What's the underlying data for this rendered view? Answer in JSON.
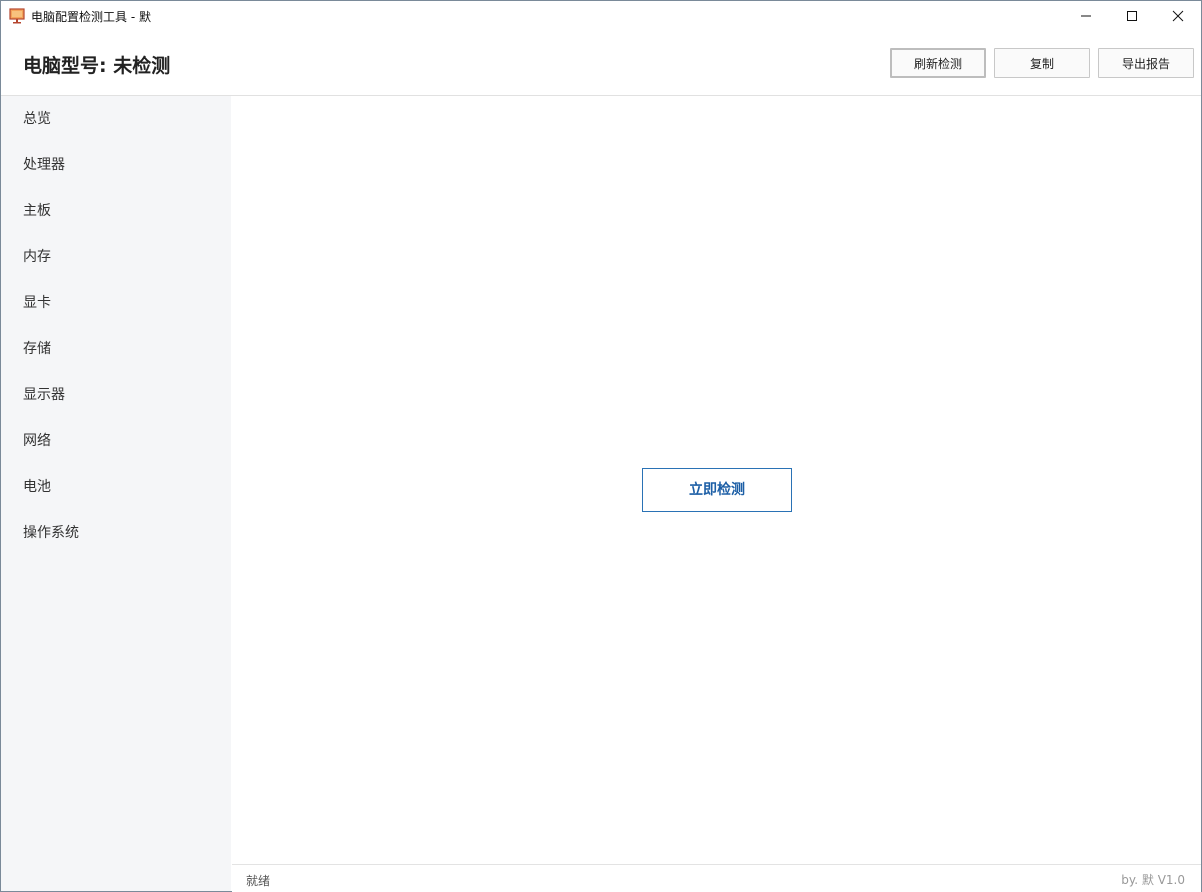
{
  "window": {
    "title": "电脑配置检测工具 - 默",
    "app_icon": "monitor-icon",
    "controls": {
      "minimize": "minimize-icon",
      "maximize": "maximize-icon",
      "close": "close-icon"
    }
  },
  "header": {
    "model_label": "电脑型号: 未检测",
    "buttons": {
      "refresh": "刷新检测",
      "copy": "复制",
      "export": "导出报告"
    }
  },
  "sidebar": {
    "items": [
      {
        "label": "总览"
      },
      {
        "label": "处理器"
      },
      {
        "label": "主板"
      },
      {
        "label": "内存"
      },
      {
        "label": "显卡"
      },
      {
        "label": "存储"
      },
      {
        "label": "显示器"
      },
      {
        "label": "网络"
      },
      {
        "label": "电池"
      },
      {
        "label": "操作系统"
      }
    ]
  },
  "main": {
    "detect_button": "立即检测"
  },
  "status": {
    "left": "就绪",
    "right": "by. 默 V1.0"
  },
  "colors": {
    "accent": "#1d5fa6",
    "sidebar_bg": "#f5f6f8",
    "border": "#e1e1e1"
  }
}
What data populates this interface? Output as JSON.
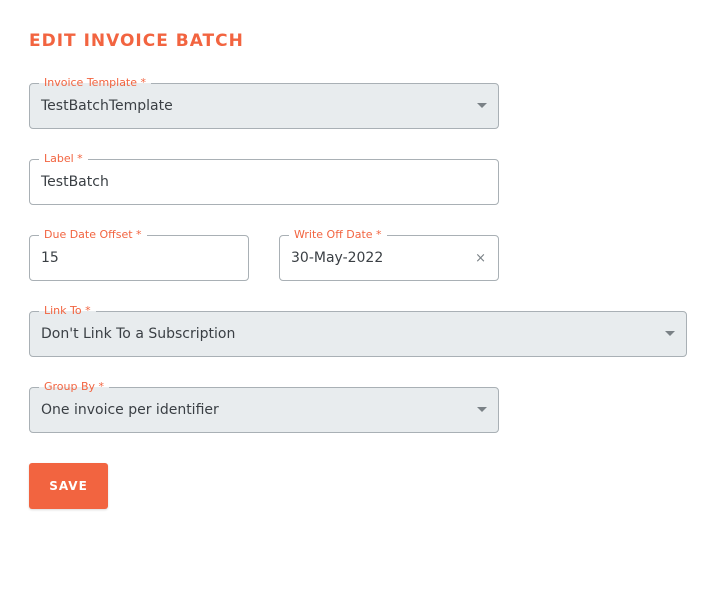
{
  "page": {
    "title": "EDIT INVOICE BATCH"
  },
  "form": {
    "invoice_template": {
      "label": "Invoice Template *",
      "value": "TestBatchTemplate"
    },
    "label_field": {
      "label": "Label *",
      "value": "TestBatch"
    },
    "due_date_offset": {
      "label": "Due Date Offset *",
      "value": "15"
    },
    "write_off_date": {
      "label": "Write Off Date *",
      "value": "30-May-2022",
      "clear_icon": "×"
    },
    "link_to": {
      "label": "Link To *",
      "value": "Don't Link To a Subscription"
    },
    "group_by": {
      "label": "Group By *",
      "value": "One invoice per identifier"
    }
  },
  "actions": {
    "save_label": "SAVE"
  },
  "colors": {
    "accent": "#f26440",
    "select_bg": "#e8ecee",
    "border": "#a9b0b5"
  },
  "icons": {
    "dropdown": "chevron-down-icon",
    "clear": "clear-icon"
  }
}
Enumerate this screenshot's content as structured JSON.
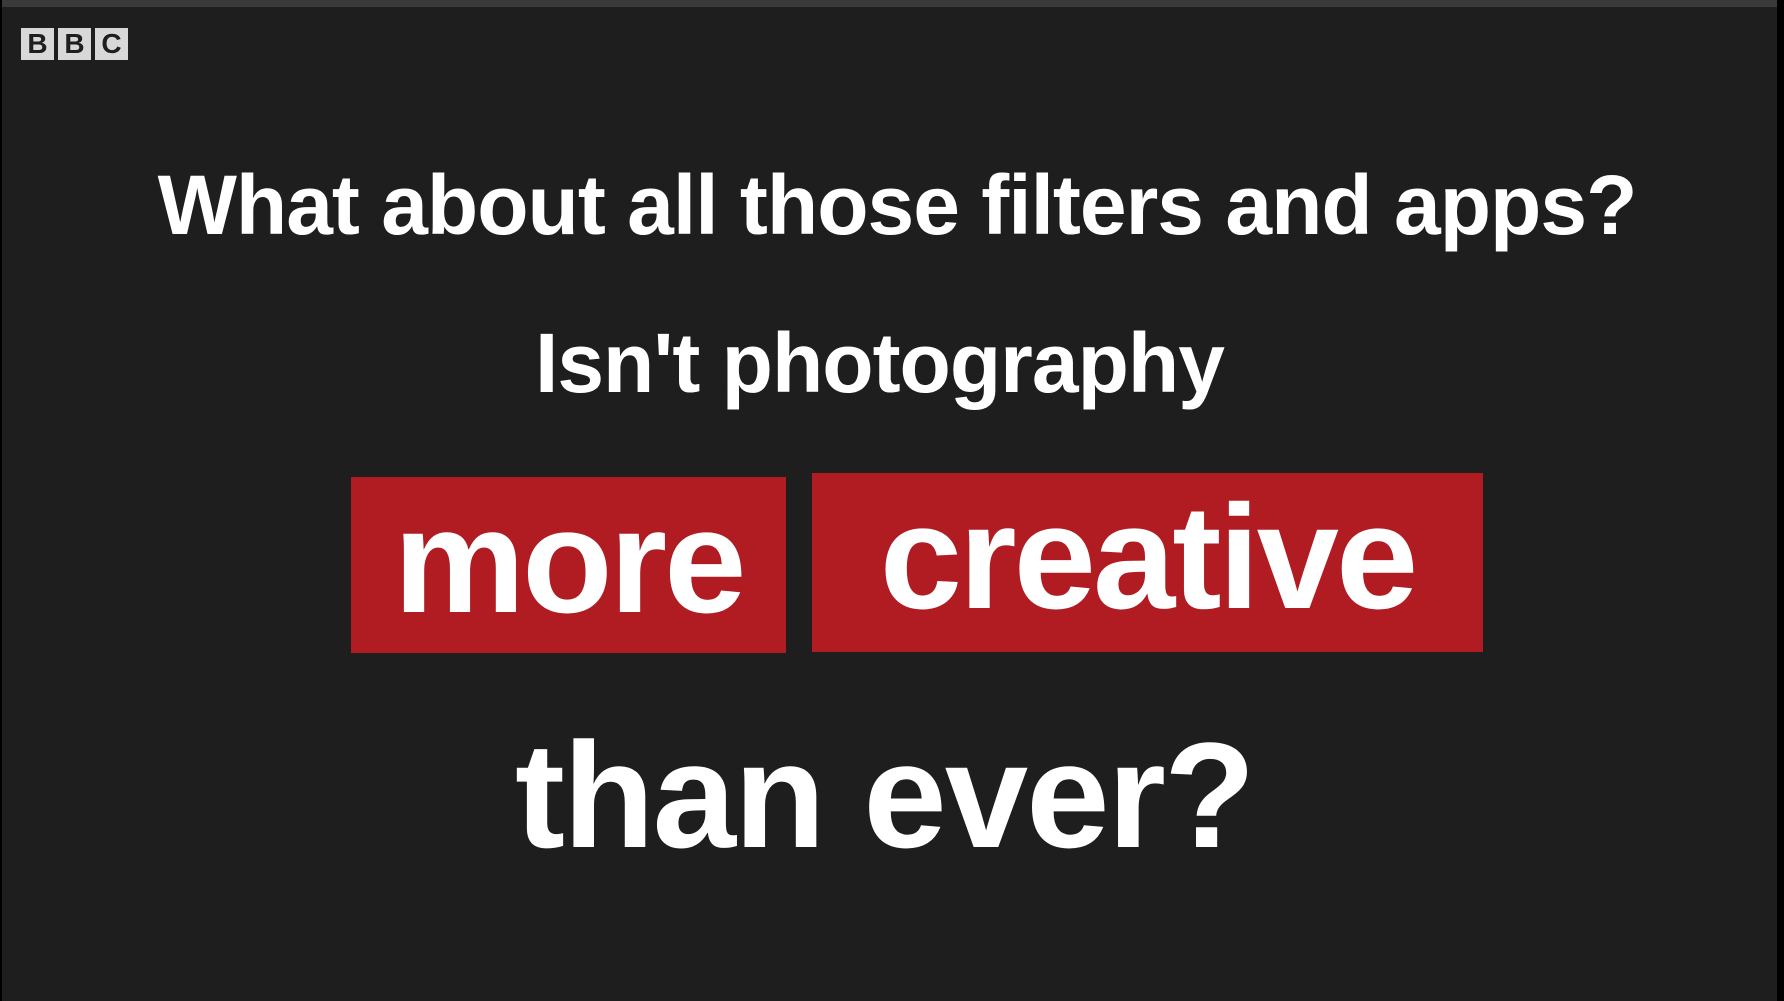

****************

DIRECTIONS FOR THIS TASK
Without including any pictures, print each record exactly.

COMPLETE OUTPUT
What's the underlying data for this rendered view? Answer in JSON.
{
  "window": {
    "title": "电脑配置检测工具 - 默",
    "app_icon": "monitor-icon",
    "controls": {
      "minimize": "minimize-icon",
      "maximize": "maximize-icon",
      "close": "close-icon"
    }
  },
  "header": {
    "model_label": "电脑型号: 未检测",
    "buttons": {
      "refresh": "刷新检测",
      "copy": "复制",
      "export": "导出报告"
    }
  },
  "sidebar": {
    "items": [
      {
        "label": "总览"
      },
      {
        "label": "处理器"
      },
      {
        "label": "主板"
      },
      {
        "label": "内存"
      },
      {
        "label": "显卡"
      },
      {
        "label": "存储"
      },
      {
        "label": "显示器"
      },
      {
        "label": "网络"
      },
      {
        "label": "电池"
      },
      {
        "label": "操作系统"
      }
    ]
  },
  "main": {
    "detect_button": "立即检测"
  },
  "status": {
    "left": "就绪",
    "right": "by. 默 V1.0"
  },
  "colors": {
    "accent": "#1d5fa6",
    "sidebar_bg": "#f5f6f8",
    "border": "#e1e1e1"
  }
}
What data populates this interface? Output as JSON.
{
  "page": {
    "title": "EDIT INVOICE BATCH"
  },
  "form": {
    "invoice_template": {
      "label": "Invoice Template *",
      "value": "TestBatchTemplate"
    },
    "label_field": {
      "label": "Label *",
      "value": "TestBatch"
    },
    "due_date_offset": {
      "label": "Due Date Offset *",
      "value": "15"
    },
    "write_off_date": {
      "label": "Write Off Date *",
      "value": "30-May-2022",
      "clear_icon": "×"
    },
    "link_to": {
      "label": "Link To *",
      "value": "Don't Link To a Subscription"
    },
    "group_by": {
      "label": "Group By *",
      "value": "One invoice per identifier"
    }
  },
  "actions": {
    "save_label": "SAVE"
  },
  "colors": {
    "accent": "#f26440",
    "select_bg": "#e8ecee",
    "border": "#a9b0b5"
  },
  "icons": {
    "dropdown": "chevron-down-icon",
    "clear": "clear-icon"
  }
}
Enumerate this screenshot's content as structured JSON.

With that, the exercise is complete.